### Records provided
━━━━━━

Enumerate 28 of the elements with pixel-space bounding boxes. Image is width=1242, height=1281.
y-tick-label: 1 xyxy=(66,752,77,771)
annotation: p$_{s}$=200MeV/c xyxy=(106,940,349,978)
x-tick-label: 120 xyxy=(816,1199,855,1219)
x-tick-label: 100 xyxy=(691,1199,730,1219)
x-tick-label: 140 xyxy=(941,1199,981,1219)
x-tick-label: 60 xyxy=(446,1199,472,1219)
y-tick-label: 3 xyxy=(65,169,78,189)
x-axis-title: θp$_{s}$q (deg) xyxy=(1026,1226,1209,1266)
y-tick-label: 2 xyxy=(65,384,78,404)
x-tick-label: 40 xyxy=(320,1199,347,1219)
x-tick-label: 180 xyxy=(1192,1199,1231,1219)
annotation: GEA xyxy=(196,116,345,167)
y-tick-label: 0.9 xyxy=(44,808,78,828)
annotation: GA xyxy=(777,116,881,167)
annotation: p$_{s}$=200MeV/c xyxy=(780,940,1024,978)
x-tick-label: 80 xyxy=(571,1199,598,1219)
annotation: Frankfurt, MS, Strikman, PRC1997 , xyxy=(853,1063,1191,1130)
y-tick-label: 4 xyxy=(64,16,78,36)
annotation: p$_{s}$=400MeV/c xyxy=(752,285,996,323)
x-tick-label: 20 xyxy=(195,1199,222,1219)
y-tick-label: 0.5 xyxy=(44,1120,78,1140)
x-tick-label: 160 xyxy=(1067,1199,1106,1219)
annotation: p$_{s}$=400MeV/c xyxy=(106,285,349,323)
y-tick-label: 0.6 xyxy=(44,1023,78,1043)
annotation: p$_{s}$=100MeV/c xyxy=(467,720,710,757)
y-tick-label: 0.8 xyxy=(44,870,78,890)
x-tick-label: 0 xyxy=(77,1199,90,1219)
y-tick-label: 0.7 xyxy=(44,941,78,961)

━━━━━━

### Exercise description
Can you reproduce every line of the records above verbatim, with each character unchanged?

### Output for this task
Enumerate 28 of the elements with pixel-space bounding boxes. Image is width=1242, height=1281.
y-tick-label: 1 xyxy=(66,752,77,771)
annotation: p$_{s}$=200MeV/c xyxy=(106,940,349,978)
x-tick-label: 120 xyxy=(816,1199,855,1219)
x-tick-label: 100 xyxy=(691,1199,730,1219)
x-tick-label: 140 xyxy=(941,1199,981,1219)
x-tick-label: 60 xyxy=(446,1199,472,1219)
y-tick-label: 3 xyxy=(65,169,78,189)
x-axis-title: θp$_{s}$q (deg) xyxy=(1026,1226,1209,1266)
y-tick-label: 2 xyxy=(65,384,78,404)
x-tick-label: 40 xyxy=(320,1199,347,1219)
x-tick-label: 180 xyxy=(1192,1199,1231,1219)
annotation: GEA xyxy=(196,116,345,167)
y-tick-label: 0.9 xyxy=(44,808,78,828)
annotation: GA xyxy=(777,116,881,167)
annotation: p$_{s}$=200MeV/c xyxy=(780,940,1024,978)
x-tick-label: 80 xyxy=(571,1199,598,1219)
annotation: Frankfurt, MS, Strikman, PRC1997 , xyxy=(853,1063,1191,1130)
y-tick-label: 4 xyxy=(64,16,78,36)
annotation: p$_{s}$=400MeV/c xyxy=(752,285,996,323)
x-tick-label: 20 xyxy=(195,1199,222,1219)
y-tick-label: 0.5 xyxy=(44,1120,78,1140)
x-tick-label: 160 xyxy=(1067,1199,1106,1219)
annotation: p$_{s}$=400MeV/c xyxy=(106,285,349,323)
y-tick-label: 0.6 xyxy=(44,1023,78,1043)
annotation: p$_{s}$=100MeV/c xyxy=(467,720,710,757)
y-tick-label: 0.8 xyxy=(44,870,78,890)
x-tick-label: 0 xyxy=(77,1199,90,1219)
y-tick-label: 0.7 xyxy=(44,941,78,961)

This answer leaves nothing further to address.